━━━━━ Exercise inputs ━━━━━

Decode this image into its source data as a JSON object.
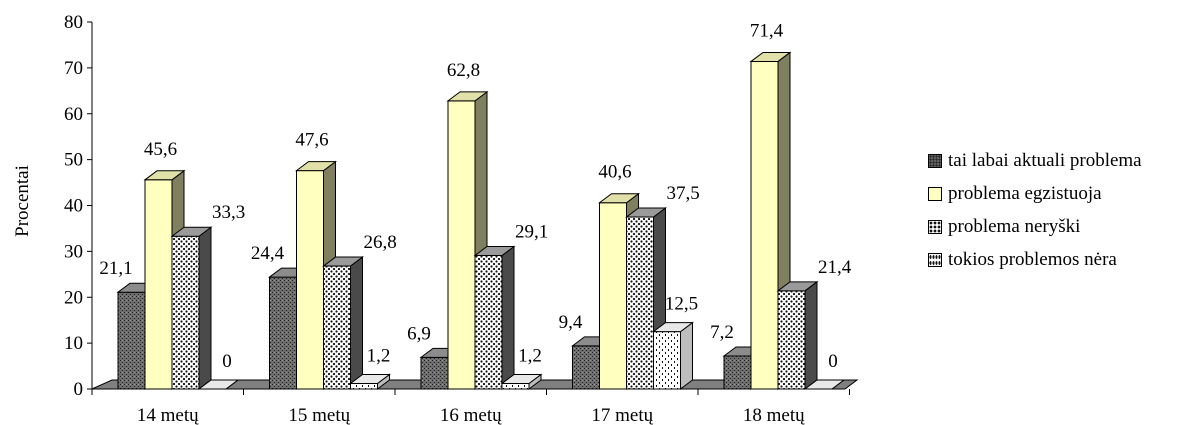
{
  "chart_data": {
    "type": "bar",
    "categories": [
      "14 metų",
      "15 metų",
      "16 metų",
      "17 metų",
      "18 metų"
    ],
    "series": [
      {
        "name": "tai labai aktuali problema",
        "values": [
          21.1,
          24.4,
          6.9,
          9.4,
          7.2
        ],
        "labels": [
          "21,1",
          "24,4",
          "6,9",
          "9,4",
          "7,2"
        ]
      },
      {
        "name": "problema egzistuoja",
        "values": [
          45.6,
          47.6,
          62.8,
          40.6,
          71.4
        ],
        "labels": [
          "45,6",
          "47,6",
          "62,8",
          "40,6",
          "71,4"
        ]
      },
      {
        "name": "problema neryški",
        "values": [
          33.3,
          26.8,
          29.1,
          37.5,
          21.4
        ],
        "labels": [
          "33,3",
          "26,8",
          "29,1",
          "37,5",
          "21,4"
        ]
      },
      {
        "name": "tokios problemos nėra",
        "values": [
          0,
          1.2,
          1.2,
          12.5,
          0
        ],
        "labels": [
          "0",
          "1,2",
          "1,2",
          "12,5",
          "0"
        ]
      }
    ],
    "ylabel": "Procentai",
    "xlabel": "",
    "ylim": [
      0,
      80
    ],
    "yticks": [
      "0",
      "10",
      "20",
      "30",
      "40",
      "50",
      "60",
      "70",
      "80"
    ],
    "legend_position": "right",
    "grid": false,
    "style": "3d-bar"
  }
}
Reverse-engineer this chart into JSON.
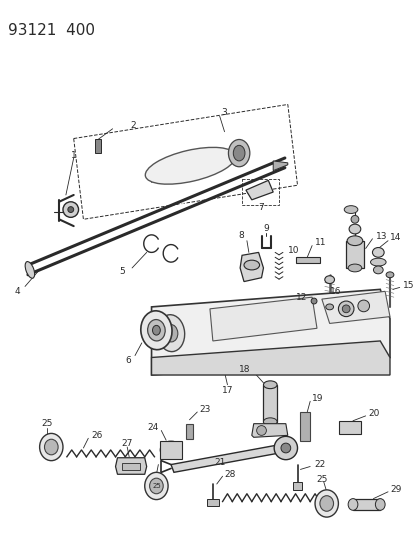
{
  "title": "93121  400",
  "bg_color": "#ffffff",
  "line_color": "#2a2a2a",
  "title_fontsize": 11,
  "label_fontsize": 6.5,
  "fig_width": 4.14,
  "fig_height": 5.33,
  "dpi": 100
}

━━━━━

■ Written exercise: Each line above that holds the string "JSON" should be copied and shown.

■ Expected answer:
Decode this image into its source data as a JSON object.
Reverse-engineer this chart into JSON.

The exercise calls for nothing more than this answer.